### Short problem
Whenever a line below holds the word "rate", copy that line.

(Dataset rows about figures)
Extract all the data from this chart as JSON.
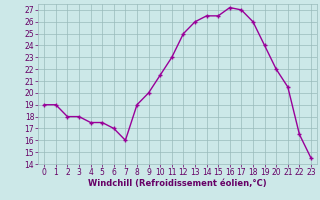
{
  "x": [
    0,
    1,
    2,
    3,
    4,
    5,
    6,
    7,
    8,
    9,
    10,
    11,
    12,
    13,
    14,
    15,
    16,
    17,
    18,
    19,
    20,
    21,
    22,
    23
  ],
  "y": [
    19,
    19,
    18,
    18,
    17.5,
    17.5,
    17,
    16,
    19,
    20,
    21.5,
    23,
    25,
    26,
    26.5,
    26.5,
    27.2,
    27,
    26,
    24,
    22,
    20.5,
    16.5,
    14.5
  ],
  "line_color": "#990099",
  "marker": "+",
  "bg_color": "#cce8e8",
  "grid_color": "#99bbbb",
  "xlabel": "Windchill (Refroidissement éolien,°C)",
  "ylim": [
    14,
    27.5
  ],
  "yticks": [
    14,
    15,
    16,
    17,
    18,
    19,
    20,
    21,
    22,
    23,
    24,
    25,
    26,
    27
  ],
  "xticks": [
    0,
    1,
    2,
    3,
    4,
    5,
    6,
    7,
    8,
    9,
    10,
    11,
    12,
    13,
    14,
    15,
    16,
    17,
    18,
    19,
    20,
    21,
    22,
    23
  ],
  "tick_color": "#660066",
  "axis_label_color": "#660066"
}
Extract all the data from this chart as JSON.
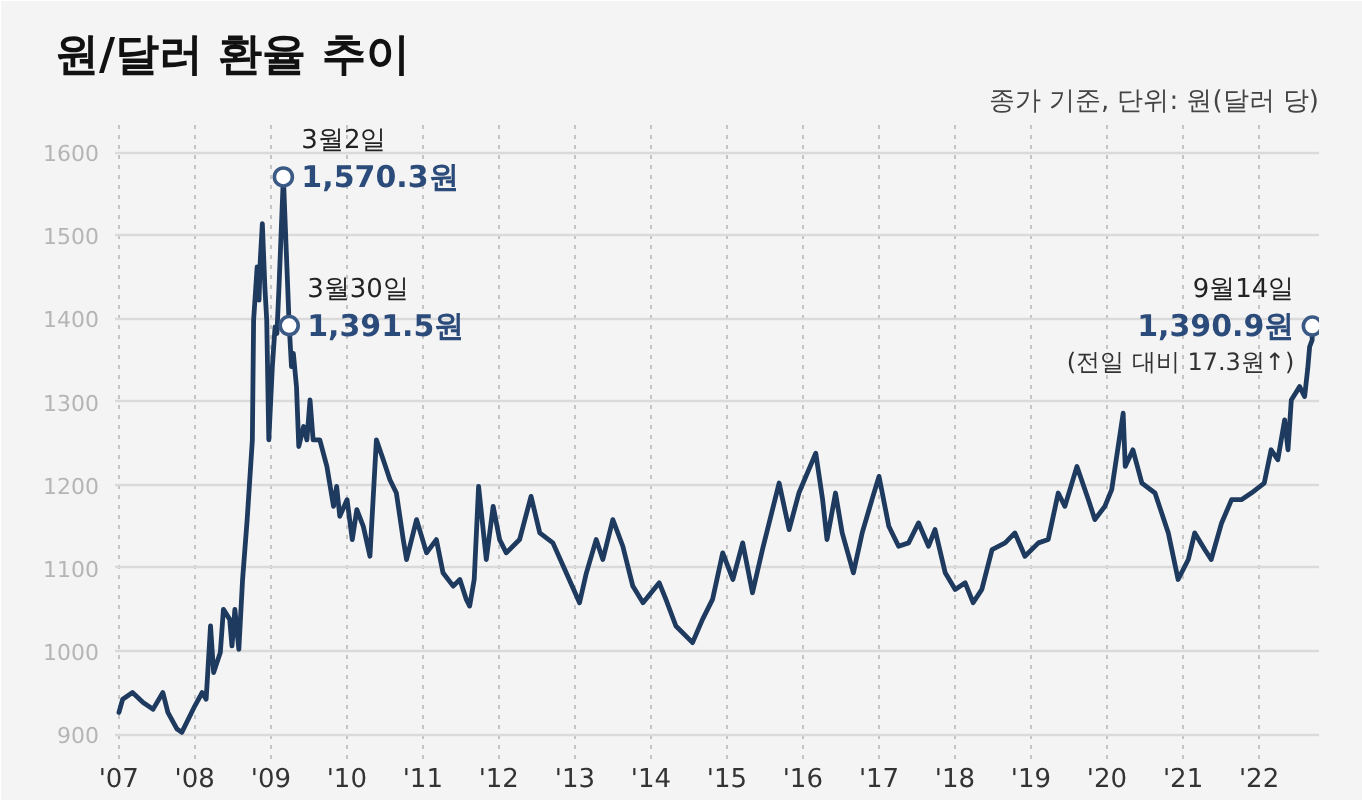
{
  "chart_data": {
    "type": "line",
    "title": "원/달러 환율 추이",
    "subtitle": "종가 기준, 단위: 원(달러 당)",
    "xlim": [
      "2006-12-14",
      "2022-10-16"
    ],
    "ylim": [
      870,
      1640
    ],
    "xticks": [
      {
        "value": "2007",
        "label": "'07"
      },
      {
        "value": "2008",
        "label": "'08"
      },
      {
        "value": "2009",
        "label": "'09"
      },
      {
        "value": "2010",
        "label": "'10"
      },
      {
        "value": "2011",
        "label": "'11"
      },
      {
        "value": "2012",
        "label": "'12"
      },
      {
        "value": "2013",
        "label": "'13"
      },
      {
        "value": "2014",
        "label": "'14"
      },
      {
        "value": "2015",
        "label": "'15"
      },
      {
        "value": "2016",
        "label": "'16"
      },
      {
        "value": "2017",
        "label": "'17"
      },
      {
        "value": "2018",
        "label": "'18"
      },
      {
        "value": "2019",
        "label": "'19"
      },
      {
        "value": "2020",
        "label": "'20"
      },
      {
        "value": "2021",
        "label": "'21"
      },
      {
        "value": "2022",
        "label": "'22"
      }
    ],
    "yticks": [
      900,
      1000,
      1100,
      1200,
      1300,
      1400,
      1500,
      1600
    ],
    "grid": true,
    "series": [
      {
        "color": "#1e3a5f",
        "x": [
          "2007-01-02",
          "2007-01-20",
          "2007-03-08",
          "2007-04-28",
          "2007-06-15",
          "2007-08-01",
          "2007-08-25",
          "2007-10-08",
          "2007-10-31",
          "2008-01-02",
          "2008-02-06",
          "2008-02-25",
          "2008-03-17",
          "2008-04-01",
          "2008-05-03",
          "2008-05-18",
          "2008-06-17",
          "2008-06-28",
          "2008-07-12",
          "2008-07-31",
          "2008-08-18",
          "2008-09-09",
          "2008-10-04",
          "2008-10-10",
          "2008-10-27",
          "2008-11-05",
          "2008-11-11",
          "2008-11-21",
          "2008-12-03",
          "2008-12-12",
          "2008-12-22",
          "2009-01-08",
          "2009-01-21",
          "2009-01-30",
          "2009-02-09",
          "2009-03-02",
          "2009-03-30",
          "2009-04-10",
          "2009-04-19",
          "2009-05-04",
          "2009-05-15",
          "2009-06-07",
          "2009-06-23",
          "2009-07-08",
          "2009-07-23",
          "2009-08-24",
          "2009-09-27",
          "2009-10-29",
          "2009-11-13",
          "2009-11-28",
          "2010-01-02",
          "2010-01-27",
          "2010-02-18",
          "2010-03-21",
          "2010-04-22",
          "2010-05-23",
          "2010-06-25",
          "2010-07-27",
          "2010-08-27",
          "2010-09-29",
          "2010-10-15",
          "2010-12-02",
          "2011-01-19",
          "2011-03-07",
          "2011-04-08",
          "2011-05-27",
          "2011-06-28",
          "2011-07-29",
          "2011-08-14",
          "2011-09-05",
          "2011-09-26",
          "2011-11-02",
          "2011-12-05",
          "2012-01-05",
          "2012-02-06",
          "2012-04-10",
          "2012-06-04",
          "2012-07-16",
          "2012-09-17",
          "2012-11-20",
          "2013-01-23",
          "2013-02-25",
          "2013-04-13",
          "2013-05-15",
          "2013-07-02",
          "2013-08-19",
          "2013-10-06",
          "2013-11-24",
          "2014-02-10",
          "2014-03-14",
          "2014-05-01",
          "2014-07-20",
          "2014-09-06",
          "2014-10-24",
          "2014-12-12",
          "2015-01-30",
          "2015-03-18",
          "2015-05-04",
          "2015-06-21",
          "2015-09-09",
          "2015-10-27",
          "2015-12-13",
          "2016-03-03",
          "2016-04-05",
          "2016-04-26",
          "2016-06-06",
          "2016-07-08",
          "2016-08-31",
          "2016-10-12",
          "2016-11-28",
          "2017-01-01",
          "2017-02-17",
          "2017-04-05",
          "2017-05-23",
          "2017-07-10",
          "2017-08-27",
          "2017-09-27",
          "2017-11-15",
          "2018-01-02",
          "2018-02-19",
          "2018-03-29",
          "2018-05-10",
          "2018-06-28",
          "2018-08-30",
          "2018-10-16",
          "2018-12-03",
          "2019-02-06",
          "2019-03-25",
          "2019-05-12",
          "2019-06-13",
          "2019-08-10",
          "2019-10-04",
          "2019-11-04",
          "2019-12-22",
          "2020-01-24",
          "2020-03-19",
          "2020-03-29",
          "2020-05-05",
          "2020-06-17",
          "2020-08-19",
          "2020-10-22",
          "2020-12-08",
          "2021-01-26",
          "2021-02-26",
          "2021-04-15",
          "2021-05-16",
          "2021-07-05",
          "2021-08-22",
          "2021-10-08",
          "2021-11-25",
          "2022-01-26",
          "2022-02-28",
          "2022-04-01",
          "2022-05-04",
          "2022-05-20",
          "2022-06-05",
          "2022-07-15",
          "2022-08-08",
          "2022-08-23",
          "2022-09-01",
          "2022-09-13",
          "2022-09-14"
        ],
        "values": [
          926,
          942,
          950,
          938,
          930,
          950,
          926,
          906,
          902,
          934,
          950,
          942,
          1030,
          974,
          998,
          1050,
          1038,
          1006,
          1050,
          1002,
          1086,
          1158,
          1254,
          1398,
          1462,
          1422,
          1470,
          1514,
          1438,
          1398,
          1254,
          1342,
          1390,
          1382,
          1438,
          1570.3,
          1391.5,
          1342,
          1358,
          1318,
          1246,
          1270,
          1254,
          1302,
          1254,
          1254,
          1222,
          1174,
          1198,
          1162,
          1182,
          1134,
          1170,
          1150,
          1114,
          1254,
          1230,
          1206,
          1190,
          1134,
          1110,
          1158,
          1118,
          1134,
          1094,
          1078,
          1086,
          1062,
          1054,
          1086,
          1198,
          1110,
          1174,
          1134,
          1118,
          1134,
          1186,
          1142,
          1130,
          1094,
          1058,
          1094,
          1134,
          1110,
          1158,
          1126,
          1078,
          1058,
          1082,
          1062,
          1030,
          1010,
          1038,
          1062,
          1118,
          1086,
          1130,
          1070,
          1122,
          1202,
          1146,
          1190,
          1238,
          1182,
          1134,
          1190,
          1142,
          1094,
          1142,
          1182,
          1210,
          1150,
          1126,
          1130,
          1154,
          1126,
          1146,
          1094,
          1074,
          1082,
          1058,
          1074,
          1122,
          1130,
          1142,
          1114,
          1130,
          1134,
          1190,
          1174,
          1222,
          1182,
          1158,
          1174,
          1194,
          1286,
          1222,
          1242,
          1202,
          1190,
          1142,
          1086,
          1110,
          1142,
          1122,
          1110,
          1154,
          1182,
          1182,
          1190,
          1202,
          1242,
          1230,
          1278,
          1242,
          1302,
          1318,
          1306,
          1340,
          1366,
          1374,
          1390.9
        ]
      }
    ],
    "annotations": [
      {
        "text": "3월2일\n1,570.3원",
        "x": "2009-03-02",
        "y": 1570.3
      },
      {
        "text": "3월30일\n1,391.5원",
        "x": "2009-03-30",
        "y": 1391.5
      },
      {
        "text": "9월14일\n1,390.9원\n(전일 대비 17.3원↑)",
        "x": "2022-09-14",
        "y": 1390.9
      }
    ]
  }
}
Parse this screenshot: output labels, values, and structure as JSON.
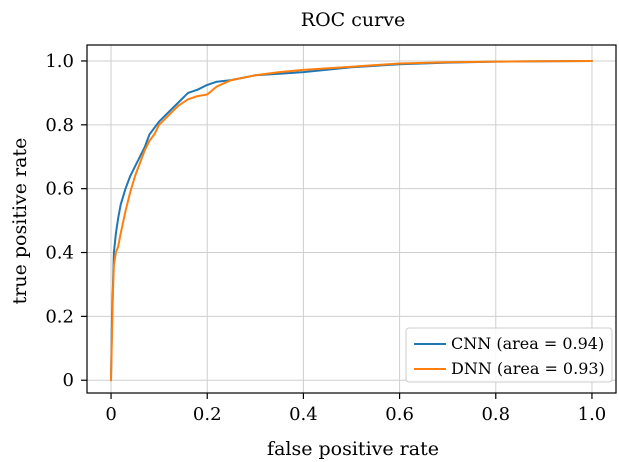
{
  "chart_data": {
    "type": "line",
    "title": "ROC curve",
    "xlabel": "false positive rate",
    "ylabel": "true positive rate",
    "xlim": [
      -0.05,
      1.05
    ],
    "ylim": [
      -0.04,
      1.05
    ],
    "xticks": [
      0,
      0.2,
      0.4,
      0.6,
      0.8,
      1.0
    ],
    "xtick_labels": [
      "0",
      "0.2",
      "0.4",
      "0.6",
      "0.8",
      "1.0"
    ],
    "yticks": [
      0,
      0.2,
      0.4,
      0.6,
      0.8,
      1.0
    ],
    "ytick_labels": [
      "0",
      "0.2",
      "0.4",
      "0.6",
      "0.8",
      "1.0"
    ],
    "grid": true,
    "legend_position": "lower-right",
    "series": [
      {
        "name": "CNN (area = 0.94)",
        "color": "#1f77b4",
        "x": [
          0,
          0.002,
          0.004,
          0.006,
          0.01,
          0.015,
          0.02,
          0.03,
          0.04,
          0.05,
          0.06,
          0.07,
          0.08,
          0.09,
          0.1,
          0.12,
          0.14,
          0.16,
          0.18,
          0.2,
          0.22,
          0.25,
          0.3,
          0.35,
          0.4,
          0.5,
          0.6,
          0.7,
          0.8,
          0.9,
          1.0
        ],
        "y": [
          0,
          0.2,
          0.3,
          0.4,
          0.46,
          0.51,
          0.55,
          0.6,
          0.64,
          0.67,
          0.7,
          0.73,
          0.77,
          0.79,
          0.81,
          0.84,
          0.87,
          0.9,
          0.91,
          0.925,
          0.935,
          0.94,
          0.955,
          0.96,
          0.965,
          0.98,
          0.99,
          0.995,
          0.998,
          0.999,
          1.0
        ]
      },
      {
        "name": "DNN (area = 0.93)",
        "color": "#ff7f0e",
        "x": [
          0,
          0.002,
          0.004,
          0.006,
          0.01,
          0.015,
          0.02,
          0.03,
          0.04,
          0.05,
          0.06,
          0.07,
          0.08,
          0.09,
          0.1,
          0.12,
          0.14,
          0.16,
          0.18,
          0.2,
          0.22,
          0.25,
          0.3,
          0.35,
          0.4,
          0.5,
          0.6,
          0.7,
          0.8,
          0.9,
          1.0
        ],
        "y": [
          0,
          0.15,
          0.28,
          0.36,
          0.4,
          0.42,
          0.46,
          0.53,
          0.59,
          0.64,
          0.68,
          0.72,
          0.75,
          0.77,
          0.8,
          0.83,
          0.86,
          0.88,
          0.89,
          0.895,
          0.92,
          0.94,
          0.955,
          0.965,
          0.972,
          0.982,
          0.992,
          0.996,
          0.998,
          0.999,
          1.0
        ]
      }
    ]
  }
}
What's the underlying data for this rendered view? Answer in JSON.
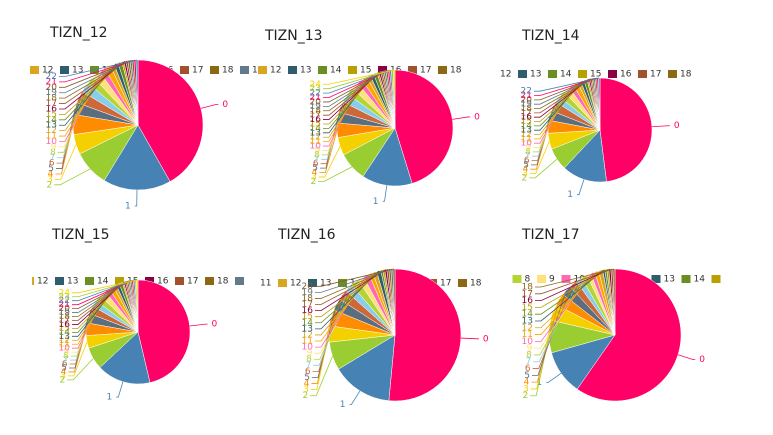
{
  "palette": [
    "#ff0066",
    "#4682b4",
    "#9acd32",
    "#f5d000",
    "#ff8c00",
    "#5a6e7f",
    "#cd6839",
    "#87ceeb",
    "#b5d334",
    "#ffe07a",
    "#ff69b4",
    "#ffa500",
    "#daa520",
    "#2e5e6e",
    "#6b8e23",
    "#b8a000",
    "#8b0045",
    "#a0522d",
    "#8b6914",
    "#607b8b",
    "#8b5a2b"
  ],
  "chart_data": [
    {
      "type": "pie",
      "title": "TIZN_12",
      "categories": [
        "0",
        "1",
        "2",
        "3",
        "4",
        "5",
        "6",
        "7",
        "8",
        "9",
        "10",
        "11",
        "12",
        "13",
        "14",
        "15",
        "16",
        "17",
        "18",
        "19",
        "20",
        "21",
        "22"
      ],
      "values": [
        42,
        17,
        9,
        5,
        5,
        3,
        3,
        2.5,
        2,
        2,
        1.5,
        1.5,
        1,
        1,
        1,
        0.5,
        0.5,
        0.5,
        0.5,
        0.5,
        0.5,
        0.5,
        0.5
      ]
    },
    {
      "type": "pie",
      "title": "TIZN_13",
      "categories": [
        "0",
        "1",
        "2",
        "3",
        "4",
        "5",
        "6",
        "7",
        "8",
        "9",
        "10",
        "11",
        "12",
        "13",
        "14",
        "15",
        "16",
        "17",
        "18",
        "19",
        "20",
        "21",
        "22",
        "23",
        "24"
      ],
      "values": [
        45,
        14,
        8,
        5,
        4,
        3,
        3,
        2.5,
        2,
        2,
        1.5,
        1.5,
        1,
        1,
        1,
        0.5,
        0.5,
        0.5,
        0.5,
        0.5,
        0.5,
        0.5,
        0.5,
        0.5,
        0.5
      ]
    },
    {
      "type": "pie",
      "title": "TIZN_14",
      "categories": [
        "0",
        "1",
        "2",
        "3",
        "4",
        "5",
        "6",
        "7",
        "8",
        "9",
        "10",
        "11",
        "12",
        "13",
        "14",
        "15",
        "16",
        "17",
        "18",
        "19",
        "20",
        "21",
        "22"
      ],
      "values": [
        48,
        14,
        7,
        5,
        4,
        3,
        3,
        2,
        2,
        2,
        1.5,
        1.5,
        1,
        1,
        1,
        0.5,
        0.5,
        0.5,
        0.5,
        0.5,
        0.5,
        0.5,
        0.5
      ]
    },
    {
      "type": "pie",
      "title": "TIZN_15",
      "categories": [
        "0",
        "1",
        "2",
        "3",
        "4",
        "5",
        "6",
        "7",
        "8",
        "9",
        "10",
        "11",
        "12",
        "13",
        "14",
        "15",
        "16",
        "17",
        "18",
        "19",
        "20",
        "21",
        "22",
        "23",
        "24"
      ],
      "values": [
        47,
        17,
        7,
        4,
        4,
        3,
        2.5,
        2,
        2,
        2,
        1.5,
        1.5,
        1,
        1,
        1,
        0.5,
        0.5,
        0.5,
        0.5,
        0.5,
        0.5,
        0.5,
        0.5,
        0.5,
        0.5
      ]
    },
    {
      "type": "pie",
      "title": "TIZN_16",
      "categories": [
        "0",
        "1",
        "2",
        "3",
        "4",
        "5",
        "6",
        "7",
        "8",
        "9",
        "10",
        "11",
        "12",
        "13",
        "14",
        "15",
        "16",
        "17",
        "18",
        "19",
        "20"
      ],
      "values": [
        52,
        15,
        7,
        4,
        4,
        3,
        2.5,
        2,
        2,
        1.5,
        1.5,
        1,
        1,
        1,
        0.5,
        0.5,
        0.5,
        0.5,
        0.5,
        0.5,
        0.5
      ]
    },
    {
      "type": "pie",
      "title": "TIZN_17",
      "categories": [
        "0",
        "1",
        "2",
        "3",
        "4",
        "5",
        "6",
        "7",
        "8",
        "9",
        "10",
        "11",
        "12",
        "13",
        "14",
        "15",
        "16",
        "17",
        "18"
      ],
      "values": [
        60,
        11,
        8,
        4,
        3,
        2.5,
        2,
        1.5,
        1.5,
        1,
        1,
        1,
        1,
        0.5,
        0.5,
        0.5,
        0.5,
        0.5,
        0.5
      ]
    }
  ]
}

### Expected output
    "xlabel": "false positive rate",
    "ylabel": "true positive rate",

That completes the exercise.